Provided entries
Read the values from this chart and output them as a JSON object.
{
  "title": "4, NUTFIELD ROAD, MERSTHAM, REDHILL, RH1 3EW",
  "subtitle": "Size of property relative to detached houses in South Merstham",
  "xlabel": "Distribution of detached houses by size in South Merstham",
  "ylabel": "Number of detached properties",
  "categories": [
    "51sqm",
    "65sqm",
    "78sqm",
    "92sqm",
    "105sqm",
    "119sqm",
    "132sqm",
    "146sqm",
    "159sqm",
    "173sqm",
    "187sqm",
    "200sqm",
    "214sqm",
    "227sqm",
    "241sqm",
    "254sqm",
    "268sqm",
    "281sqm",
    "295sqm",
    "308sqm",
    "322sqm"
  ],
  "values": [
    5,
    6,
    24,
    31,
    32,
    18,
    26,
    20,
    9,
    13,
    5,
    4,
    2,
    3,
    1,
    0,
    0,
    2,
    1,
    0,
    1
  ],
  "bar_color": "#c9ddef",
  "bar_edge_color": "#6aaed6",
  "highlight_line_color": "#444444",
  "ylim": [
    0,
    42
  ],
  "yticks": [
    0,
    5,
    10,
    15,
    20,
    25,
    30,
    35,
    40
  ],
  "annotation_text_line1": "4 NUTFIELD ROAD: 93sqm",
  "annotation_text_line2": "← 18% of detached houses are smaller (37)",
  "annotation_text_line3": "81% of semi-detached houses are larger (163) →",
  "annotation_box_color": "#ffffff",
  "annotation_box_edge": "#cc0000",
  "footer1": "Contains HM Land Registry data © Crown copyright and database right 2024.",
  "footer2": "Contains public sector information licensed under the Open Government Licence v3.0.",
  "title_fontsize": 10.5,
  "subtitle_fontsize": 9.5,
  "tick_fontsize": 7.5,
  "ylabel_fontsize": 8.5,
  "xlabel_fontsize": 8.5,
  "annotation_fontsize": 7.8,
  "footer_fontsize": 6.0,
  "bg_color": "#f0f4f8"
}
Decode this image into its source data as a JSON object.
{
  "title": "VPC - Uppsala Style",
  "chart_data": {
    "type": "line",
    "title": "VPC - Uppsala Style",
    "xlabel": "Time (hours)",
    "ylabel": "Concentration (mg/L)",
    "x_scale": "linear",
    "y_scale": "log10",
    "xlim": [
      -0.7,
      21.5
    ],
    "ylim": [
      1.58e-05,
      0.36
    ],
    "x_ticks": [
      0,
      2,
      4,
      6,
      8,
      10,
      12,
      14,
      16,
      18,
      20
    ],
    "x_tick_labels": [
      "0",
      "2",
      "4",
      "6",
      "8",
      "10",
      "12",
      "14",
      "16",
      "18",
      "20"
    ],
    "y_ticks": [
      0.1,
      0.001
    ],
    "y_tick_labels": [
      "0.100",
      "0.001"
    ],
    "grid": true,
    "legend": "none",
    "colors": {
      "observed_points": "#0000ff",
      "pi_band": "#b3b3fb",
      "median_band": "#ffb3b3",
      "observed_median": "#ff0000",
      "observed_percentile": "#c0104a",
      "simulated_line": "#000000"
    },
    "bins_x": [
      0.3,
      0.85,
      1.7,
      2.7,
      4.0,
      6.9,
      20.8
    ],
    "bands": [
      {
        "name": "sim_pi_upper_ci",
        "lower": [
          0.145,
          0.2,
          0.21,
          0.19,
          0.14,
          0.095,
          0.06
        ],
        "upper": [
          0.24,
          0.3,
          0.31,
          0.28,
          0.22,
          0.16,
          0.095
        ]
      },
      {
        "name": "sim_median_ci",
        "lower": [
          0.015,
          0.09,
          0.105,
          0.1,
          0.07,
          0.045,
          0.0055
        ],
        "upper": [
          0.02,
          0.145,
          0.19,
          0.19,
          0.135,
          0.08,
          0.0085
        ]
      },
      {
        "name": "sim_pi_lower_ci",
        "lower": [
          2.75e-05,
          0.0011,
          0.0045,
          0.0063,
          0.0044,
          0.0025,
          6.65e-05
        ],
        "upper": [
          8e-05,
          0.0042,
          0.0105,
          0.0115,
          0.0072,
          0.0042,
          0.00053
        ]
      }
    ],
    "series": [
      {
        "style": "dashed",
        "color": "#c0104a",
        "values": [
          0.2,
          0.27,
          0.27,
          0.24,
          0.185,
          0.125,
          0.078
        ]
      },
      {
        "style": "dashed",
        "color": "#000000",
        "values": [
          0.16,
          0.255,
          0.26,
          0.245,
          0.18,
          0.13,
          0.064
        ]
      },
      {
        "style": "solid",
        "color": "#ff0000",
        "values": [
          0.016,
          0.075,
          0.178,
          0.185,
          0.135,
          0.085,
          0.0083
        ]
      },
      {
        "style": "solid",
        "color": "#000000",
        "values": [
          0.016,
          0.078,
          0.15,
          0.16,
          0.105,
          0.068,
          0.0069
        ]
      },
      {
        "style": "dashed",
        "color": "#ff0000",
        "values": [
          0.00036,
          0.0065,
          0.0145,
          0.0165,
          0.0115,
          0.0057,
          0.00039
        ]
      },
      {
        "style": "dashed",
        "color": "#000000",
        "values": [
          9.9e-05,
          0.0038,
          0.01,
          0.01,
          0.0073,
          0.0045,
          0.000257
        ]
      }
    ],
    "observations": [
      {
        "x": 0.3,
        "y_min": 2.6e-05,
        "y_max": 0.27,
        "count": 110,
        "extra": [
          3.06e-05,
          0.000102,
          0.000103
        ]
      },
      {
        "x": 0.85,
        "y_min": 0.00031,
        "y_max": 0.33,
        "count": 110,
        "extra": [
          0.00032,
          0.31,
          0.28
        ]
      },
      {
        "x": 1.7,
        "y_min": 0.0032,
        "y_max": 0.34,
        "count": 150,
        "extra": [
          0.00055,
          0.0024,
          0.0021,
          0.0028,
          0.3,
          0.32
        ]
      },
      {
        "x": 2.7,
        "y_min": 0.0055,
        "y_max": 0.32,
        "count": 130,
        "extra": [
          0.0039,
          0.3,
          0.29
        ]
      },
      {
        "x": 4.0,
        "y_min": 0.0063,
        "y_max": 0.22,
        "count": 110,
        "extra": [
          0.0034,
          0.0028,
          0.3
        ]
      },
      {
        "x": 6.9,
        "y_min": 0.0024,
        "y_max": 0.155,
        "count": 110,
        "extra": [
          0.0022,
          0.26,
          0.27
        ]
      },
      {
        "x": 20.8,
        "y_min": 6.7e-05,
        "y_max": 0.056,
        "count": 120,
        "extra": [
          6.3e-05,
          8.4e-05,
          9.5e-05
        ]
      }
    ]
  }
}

Your goal
List all lines in the material containing the string "detached".

Complete output
  "subtitle": "Size of property relative to detached houses in South Merstham",
  "xlabel": "Distribution of detached houses by size in South Merstham",
  "ylabel": "Number of detached properties",
  "annotation_text_line2": "← 18% of detached houses are smaller (37)",
  "annotation_text_line3": "81% of semi-detached houses are larger (163) →",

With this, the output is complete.